Region boundary data
┌────────
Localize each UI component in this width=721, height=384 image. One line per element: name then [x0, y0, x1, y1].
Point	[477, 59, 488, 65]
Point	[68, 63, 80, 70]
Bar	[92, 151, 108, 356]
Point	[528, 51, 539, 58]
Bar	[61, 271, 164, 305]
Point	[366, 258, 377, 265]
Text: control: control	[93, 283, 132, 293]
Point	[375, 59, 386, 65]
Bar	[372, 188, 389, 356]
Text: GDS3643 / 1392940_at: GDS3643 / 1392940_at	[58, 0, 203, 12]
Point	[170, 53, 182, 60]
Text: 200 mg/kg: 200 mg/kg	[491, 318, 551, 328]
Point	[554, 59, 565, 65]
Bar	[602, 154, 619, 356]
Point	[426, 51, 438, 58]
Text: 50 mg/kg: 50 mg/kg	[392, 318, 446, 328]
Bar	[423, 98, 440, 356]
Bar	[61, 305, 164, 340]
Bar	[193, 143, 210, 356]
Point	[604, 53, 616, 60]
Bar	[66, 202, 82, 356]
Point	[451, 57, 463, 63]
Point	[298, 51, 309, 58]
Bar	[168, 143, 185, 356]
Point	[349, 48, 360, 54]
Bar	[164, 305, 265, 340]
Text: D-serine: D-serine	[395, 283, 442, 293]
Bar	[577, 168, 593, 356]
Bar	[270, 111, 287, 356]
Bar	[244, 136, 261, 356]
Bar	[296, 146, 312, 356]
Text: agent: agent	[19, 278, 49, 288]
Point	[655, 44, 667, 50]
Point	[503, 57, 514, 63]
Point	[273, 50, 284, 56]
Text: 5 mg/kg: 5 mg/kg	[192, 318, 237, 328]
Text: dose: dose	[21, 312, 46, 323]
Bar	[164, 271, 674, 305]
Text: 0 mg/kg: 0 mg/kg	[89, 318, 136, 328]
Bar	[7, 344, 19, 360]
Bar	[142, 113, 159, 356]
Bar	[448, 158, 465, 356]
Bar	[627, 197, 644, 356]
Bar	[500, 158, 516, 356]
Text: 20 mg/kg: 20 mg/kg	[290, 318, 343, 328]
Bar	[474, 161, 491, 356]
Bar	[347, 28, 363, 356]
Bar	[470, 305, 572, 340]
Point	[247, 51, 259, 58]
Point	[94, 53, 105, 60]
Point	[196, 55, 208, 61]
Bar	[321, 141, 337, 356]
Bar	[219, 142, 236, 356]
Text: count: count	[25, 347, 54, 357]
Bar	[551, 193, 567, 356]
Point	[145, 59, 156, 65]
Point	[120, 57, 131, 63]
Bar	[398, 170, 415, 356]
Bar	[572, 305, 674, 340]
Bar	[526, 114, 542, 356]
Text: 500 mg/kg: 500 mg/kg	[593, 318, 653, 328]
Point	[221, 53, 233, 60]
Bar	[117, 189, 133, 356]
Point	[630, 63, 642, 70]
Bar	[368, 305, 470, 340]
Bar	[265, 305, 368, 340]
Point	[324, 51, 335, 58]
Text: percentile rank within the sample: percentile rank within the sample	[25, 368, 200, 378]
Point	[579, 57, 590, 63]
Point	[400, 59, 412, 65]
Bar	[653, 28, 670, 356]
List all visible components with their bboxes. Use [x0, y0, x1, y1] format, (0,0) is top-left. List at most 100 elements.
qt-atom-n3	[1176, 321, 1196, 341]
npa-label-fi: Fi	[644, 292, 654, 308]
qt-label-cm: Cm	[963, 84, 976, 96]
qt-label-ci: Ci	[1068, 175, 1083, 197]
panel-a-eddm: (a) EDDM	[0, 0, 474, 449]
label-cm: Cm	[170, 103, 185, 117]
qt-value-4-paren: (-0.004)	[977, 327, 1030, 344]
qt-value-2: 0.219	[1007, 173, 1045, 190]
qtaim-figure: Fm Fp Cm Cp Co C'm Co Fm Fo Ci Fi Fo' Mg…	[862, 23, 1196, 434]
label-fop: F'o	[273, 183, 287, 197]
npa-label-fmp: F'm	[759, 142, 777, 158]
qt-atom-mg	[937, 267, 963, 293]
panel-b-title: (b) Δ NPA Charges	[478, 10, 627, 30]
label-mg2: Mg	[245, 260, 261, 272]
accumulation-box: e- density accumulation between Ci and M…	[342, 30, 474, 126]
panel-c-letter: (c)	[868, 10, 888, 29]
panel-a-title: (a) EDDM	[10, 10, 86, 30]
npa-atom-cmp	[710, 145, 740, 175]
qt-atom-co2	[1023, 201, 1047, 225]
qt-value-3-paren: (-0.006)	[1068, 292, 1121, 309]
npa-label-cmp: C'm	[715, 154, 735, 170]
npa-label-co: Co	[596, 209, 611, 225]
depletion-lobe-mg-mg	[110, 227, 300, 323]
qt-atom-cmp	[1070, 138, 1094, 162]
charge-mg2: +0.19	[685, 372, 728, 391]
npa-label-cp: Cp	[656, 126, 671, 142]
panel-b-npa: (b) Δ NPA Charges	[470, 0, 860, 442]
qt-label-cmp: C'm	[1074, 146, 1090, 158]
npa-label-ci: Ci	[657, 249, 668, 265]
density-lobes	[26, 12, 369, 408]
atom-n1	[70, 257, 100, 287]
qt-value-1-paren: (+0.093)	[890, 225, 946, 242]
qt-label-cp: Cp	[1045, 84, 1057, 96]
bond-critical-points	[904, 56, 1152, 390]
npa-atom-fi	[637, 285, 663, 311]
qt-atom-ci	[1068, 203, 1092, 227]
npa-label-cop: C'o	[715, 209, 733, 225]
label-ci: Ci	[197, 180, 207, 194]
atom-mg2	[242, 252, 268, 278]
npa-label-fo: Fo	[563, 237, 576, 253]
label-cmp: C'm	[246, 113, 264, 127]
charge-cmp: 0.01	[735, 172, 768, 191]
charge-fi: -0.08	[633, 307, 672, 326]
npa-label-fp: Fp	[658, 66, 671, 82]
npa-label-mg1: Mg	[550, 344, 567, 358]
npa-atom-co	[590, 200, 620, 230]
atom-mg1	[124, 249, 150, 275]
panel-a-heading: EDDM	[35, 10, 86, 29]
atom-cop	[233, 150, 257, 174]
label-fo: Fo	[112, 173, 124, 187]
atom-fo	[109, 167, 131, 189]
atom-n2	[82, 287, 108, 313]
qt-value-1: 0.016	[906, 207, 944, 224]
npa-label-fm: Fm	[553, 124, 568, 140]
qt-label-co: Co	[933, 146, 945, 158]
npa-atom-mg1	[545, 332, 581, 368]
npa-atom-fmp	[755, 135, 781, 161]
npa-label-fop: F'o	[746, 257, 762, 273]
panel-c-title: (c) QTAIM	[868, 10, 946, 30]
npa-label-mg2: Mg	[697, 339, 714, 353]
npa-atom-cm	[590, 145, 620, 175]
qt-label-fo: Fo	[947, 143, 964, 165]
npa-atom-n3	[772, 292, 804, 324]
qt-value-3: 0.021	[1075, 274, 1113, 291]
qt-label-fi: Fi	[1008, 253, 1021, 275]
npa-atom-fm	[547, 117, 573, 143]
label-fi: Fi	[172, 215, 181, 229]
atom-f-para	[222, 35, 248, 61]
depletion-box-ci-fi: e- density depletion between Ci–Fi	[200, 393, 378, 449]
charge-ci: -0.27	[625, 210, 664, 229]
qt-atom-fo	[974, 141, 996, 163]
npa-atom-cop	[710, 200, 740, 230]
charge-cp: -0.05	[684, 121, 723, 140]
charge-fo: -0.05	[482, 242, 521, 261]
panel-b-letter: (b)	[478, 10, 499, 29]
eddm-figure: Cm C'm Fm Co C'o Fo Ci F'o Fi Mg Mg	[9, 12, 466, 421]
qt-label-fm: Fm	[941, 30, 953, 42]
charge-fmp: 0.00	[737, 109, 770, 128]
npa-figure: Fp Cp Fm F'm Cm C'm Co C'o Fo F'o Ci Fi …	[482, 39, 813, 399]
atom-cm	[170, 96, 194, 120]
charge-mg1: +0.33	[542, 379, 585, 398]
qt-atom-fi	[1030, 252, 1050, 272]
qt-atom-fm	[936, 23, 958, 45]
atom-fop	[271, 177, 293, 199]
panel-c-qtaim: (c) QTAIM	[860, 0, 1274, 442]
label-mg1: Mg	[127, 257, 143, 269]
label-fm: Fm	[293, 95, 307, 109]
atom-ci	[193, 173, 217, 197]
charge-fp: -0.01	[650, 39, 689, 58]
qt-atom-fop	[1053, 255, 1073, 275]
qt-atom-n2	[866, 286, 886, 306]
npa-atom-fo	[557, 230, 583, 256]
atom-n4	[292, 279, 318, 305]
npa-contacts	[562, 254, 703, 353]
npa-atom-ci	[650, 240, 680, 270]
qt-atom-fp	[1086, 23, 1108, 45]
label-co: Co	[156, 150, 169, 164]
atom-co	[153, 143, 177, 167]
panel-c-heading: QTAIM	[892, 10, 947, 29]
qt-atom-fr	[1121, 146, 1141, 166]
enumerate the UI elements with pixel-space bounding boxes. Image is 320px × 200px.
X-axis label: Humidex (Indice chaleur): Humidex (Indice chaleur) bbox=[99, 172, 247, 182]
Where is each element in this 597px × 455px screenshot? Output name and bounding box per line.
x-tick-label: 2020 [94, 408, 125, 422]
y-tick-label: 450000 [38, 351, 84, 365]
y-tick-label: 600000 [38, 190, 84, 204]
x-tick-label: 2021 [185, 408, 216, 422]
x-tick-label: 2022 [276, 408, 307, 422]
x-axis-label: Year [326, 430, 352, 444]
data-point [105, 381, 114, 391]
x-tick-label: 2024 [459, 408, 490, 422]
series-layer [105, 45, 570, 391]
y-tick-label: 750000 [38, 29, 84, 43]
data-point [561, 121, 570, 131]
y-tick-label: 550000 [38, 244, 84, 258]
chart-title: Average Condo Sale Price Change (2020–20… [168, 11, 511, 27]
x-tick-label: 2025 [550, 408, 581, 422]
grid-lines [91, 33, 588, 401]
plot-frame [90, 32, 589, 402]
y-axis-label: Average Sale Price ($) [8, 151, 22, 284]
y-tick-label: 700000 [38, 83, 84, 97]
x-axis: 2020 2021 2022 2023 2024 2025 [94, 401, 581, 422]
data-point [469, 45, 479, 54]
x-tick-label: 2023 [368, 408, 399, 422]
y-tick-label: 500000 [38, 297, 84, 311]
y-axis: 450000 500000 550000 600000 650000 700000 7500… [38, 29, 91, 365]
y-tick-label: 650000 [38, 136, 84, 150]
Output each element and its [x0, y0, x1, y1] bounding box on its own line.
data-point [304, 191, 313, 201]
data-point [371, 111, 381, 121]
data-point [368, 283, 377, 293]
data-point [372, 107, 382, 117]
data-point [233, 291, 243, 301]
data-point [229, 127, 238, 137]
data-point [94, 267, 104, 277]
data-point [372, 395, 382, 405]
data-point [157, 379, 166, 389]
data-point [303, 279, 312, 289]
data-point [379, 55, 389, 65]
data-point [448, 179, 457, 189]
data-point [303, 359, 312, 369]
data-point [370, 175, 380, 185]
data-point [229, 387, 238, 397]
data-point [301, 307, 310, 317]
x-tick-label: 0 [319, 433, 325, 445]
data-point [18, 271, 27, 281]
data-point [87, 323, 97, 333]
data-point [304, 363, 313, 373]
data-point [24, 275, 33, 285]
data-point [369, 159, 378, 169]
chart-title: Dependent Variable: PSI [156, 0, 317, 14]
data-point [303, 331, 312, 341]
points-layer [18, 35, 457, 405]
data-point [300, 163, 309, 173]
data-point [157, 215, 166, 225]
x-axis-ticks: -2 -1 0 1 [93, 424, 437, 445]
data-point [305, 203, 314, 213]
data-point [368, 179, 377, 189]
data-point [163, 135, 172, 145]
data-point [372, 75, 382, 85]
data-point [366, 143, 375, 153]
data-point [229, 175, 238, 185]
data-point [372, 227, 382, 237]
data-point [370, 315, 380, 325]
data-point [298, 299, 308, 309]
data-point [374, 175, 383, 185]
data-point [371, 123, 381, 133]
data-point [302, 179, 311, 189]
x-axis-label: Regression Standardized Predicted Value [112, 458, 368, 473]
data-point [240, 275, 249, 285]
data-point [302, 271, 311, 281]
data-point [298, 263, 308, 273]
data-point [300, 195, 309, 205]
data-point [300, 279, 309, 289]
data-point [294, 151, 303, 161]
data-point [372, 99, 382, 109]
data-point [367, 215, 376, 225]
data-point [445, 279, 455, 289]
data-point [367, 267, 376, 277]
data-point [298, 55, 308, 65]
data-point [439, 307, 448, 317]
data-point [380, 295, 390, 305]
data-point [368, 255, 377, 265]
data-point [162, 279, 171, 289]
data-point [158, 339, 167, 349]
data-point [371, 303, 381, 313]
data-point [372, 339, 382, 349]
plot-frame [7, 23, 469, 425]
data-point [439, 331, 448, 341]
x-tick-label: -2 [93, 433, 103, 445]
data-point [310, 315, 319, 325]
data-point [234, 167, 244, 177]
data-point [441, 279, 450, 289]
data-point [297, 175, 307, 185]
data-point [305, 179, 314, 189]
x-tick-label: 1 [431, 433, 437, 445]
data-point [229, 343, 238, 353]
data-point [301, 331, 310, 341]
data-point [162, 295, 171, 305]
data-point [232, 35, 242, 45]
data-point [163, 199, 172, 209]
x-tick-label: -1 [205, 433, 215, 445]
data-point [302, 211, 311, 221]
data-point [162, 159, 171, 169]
└────────
■ Exercise brief: Convert the records from their first line through the line containing "59, 565, 65]" into a Markdown table with two columns, Row and Line. Number each line in order, and skip any blank lines.

■ Full answer:
| Row | Line |
|---|---|
| 1 | Localize each UI component in this width=721, height=384 image. One line per element: name then [x0, y0, x1, y1]. |
| 2 | Point	[477, 59, 488, 65] |
| 3 | Point	[68, 63, 80, 70] |
| 4 | Bar	[92, 151, 108, 356] |
| 5 | Point	[528, 51, 539, 58] |
| 6 | Bar	[61, 271, 164, 305] |
| 7 | Point	[366, 258, 377, 265] |
| 8 | Text: control: control	[93, 283, 132, 293] |
| 9 | Point	[375, 59, 386, 65] |
| 10 | Bar	[372, 188, 389, 356] |
| 11 | Text: GDS3643 / 1392940_at: GDS3643 / 1392940_at	[58, 0, 203, 12] |
| 12 | Point	[170, 53, 182, 60] |
| 13 | Text: 200 mg/kg: 200 mg/kg	[491, 318, 551, 328] |
| 14 | Point	[554, 59, 565, 65] |